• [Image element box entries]
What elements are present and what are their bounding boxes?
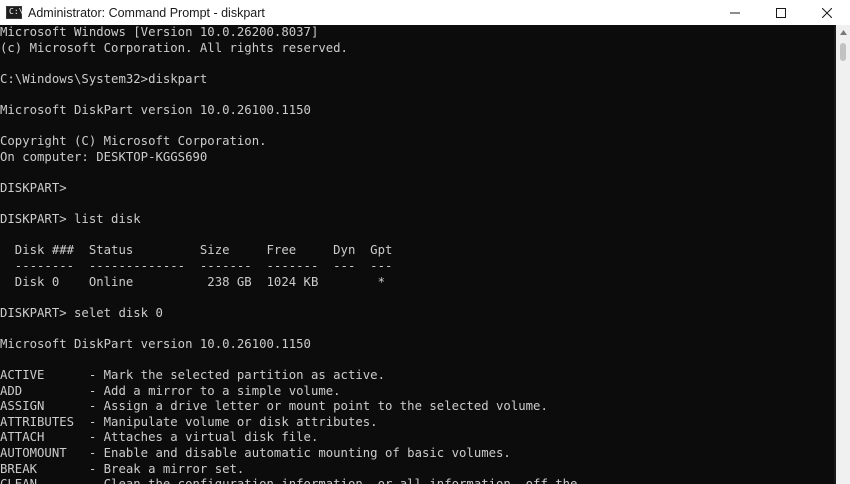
console-line: Disk ### Status Size Free Dyn Gpt	[0, 243, 393, 258]
console-line: ASSIGN - Assign a drive letter or mount …	[0, 399, 548, 414]
maximize-button[interactable]	[758, 0, 804, 25]
console-line: Microsoft DiskPart version 10.0.26100.11…	[0, 102, 311, 117]
scroll-up-button[interactable]	[836, 25, 850, 39]
command-prompt-window: C:\ Administrator: Command Prompt - disk…	[0, 0, 850, 484]
console-line: ATTACH - Attaches a virtual disk file.	[0, 430, 319, 445]
minimize-icon	[730, 12, 740, 13]
scroll-thumb[interactable]	[840, 43, 846, 61]
vertical-scrollbar[interactable]	[836, 25, 850, 484]
console-line: ATTRIBUTES - Manipulate volume or disk a…	[0, 414, 378, 429]
window-title: Administrator: Command Prompt - diskpart	[28, 5, 265, 20]
console-line: C:\Windows\System32>diskpart	[0, 71, 208, 86]
console-line: -------- ------------- ------- ------- -…	[0, 258, 393, 273]
cmd-app-icon: C:\	[6, 6, 24, 19]
console-line: Microsoft Windows [Version 10.0.26200.80…	[0, 25, 319, 39]
console-line: AUTOMOUNT - Enable and disable automatic…	[0, 446, 511, 461]
console-line: BREAK - Break a mirror set.	[0, 461, 245, 476]
console-line: ACTIVE - Mark the selected partition as …	[0, 368, 385, 383]
console-output[interactable]: Microsoft Windows [Version 10.0.26200.80…	[0, 25, 834, 484]
close-button[interactable]	[804, 0, 850, 25]
title-bar[interactable]: C:\ Administrator: Command Prompt - disk…	[0, 0, 850, 25]
console-line: (c) Microsoft Corporation. All rights re…	[0, 40, 348, 55]
window-controls	[712, 0, 850, 25]
scroll-up-arrow-icon	[839, 29, 847, 35]
minimize-button[interactable]	[712, 0, 758, 25]
console-line: CLEAN - Clean the configuration informat…	[0, 477, 834, 484]
console-line: DISKPART> list disk	[0, 212, 141, 227]
cmd-icon-glyph: C:\	[9, 7, 24, 16]
console-line: DISKPART>	[0, 180, 67, 195]
console-line: Copyright (C) Microsoft Corporation.	[0, 134, 267, 149]
console-line: DISKPART> selet disk 0	[0, 305, 163, 320]
maximize-icon	[776, 7, 786, 18]
console-line: On computer: DESKTOP-KGGS690	[0, 149, 208, 164]
console-line: Microsoft DiskPart version 10.0.26100.11…	[0, 336, 311, 351]
close-icon	[822, 7, 832, 18]
console-line: Disk 0 Online 238 GB 1024 KB *	[0, 274, 385, 289]
console-line: ADD - Add a mirror to a simple volume.	[0, 383, 341, 398]
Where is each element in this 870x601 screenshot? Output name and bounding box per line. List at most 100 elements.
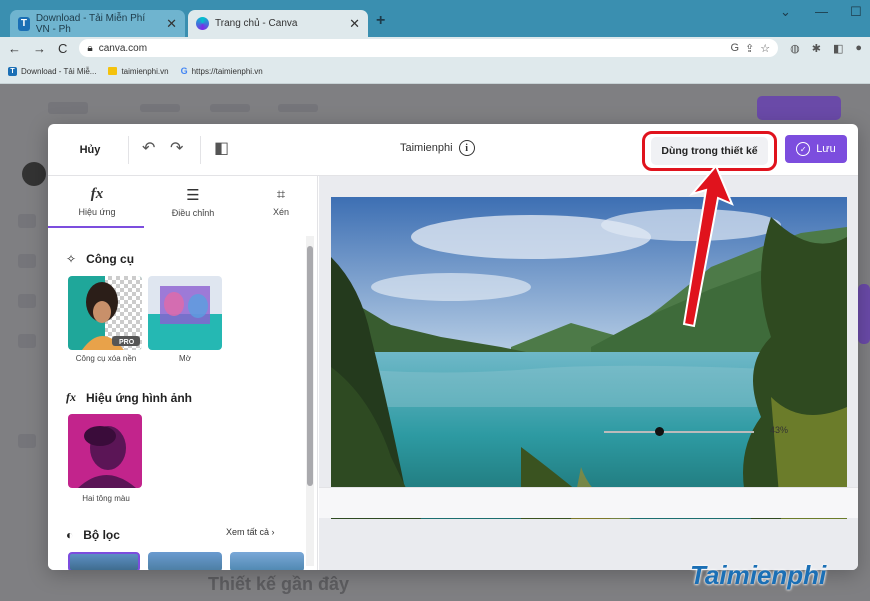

• [Written exercise]
Please reproduce the entries above with "console-line" replaced by "terminal-line" everywhere and nothing else changed. Leave out the pictures.

• [Complete response]
What elements are present and what are their bounding boxes?
terminal-line: Disk ### Status Size Free Dyn Gpt	[0, 243, 393, 258]
terminal-line: ASSIGN - Assign a drive letter or mount …	[0, 399, 548, 414]
maximize-button[interactable]	[758, 0, 804, 25]
terminal-line: Microsoft DiskPart version 10.0.26100.11…	[0, 102, 311, 117]
scroll-up-button[interactable]	[836, 25, 850, 39]
command-prompt-window: C:\ Administrator: Command Prompt - disk…	[0, 0, 850, 484]
terminal-line: ATTACH - Attaches a virtual disk file.	[0, 430, 319, 445]
minimize-icon	[730, 12, 740, 13]
scroll-thumb[interactable]	[840, 43, 846, 61]
vertical-scrollbar[interactable]	[836, 25, 850, 484]
terminal-line: ATTRIBUTES - Manipulate volume or disk a…	[0, 414, 378, 429]
window-title: Administrator: Command Prompt - diskpart	[28, 5, 265, 20]
terminal-line: C:\Windows\System32>diskpart	[0, 71, 208, 86]
terminal-line: -------- ------------- ------- ------- -…	[0, 258, 393, 273]
cmd-app-icon: C:\	[6, 6, 24, 19]
terminal-line: Microsoft Windows [Version 10.0.26200.80…	[0, 25, 319, 39]
terminal-line: AUTOMOUNT - Enable and disable automatic…	[0, 446, 511, 461]
terminal-line: BREAK - Break a mirror set.	[0, 461, 245, 476]
terminal-line: ACTIVE - Mark the selected partition as …	[0, 368, 385, 383]
console-output[interactable]: Microsoft Windows [Version 10.0.26200.80…	[0, 25, 834, 484]
close-button[interactable]	[804, 0, 850, 25]
title-bar[interactable]: C:\ Administrator: Command Prompt - disk…	[0, 0, 850, 25]
terminal-line: (c) Microsoft Corporation. All rights re…	[0, 40, 348, 55]
window-controls	[712, 0, 850, 25]
scroll-up-arrow-icon	[839, 29, 847, 35]
minimize-button[interactable]	[712, 0, 758, 25]
terminal-line: CLEAN - Clean the configuration informat…	[0, 477, 834, 484]
terminal-line: DISKPART> list disk	[0, 212, 141, 227]
cmd-icon-glyph: C:\	[9, 7, 24, 16]
terminal-line: DISKPART>	[0, 180, 67, 195]
terminal-line: Copyright (C) Microsoft Corporation.	[0, 134, 267, 149]
terminal-line: DISKPART> selet disk 0	[0, 305, 163, 320]
maximize-icon	[776, 7, 786, 18]
terminal-line: On computer: DESKTOP-KGGS690	[0, 149, 208, 164]
terminal-line: Microsoft DiskPart version 10.0.26100.11…	[0, 336, 311, 351]
close-icon	[822, 7, 832, 18]
terminal-line: Disk 0 Online 238 GB 1024 KB *	[0, 274, 385, 289]
terminal-line: ADD - Add a mirror to a simple volume.	[0, 383, 341, 398]
Where is each element in this 870x601 screenshot? Output name and bounding box per line. List at most 100 elements.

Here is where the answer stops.